- [TASK DIRECTIONS]: Provide only the number of lines in the listing that contain the string "content".

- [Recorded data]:

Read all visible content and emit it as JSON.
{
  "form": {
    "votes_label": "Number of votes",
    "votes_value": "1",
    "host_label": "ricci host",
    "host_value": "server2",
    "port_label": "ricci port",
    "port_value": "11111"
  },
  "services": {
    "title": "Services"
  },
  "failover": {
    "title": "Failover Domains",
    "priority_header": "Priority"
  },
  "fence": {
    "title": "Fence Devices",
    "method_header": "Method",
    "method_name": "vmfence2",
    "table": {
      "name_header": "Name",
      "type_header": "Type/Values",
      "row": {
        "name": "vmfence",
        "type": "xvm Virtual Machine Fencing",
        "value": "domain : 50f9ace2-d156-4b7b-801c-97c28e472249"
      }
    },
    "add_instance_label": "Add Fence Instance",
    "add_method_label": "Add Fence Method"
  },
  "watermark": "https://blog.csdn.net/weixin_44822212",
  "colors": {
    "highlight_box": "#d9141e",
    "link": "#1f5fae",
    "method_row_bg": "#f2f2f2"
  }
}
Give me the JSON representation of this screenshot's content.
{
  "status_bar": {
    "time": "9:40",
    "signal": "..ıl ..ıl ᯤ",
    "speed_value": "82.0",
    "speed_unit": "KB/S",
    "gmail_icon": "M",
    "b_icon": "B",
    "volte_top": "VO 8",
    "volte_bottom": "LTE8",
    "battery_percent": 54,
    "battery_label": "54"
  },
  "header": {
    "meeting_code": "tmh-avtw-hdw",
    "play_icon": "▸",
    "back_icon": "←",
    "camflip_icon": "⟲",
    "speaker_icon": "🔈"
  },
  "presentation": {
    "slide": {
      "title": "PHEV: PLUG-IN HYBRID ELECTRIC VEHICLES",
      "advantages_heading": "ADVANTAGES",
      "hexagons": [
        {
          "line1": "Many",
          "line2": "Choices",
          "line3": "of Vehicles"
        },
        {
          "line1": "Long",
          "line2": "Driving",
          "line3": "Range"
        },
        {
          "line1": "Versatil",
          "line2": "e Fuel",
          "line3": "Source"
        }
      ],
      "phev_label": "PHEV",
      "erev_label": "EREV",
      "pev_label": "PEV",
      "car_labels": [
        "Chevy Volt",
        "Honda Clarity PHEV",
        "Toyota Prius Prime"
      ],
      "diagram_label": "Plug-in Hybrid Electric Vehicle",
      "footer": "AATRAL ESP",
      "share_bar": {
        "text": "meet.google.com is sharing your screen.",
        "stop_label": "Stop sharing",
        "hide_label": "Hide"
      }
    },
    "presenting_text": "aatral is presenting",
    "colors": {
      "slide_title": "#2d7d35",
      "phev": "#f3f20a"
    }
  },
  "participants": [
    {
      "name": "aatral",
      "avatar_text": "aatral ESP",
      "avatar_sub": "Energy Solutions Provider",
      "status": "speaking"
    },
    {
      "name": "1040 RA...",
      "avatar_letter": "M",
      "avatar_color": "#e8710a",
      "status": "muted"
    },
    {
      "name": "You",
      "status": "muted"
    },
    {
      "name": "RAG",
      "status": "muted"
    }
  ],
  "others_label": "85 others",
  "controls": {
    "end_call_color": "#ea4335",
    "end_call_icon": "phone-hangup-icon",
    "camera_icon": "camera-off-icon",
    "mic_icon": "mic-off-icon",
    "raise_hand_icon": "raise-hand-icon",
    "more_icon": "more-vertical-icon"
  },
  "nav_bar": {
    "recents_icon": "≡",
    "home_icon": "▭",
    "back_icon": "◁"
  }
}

- [PROBLEM SOLUTION]: 2